Stored records

========================================

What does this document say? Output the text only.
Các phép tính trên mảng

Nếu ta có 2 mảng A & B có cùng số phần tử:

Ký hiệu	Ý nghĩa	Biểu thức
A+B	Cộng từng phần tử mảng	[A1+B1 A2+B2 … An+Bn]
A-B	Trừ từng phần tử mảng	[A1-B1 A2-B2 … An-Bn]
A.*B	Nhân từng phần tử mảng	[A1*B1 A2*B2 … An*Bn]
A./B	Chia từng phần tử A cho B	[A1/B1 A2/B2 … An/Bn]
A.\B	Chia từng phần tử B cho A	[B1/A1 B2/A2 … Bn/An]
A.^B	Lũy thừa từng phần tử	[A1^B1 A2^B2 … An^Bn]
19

========================================

▸ **The exercise**: The records above should be duplicated in full, exactly as given.

▸ **Response to the exercise**:
What does this document say? Output the text only.
Các phép tính trên mảng

Nếu ta có 2 mảng A & B có cùng số phần tử:

Ký hiệu	Ý nghĩa	Biểu thức
A+B	Cộng từng phần tử mảng	[A1+B1 A2+B2 … An+Bn]
A-B	Trừ từng phần tử mảng	[A1-B1 A2-B2 … An-Bn]
A.*B	Nhân từng phần tử mảng	[A1*B1 A2*B2 … An*Bn]
A./B	Chia từng phần tử A cho B	[A1/B1 A2/B2 … An/Bn]
A.\B	Chia từng phần tử B cho A	[B1/A1 B2/A2 … Bn/An]
A.^B	Lũy thừa từng phần tử	[A1^B1 A2^B2 … An^Bn]
19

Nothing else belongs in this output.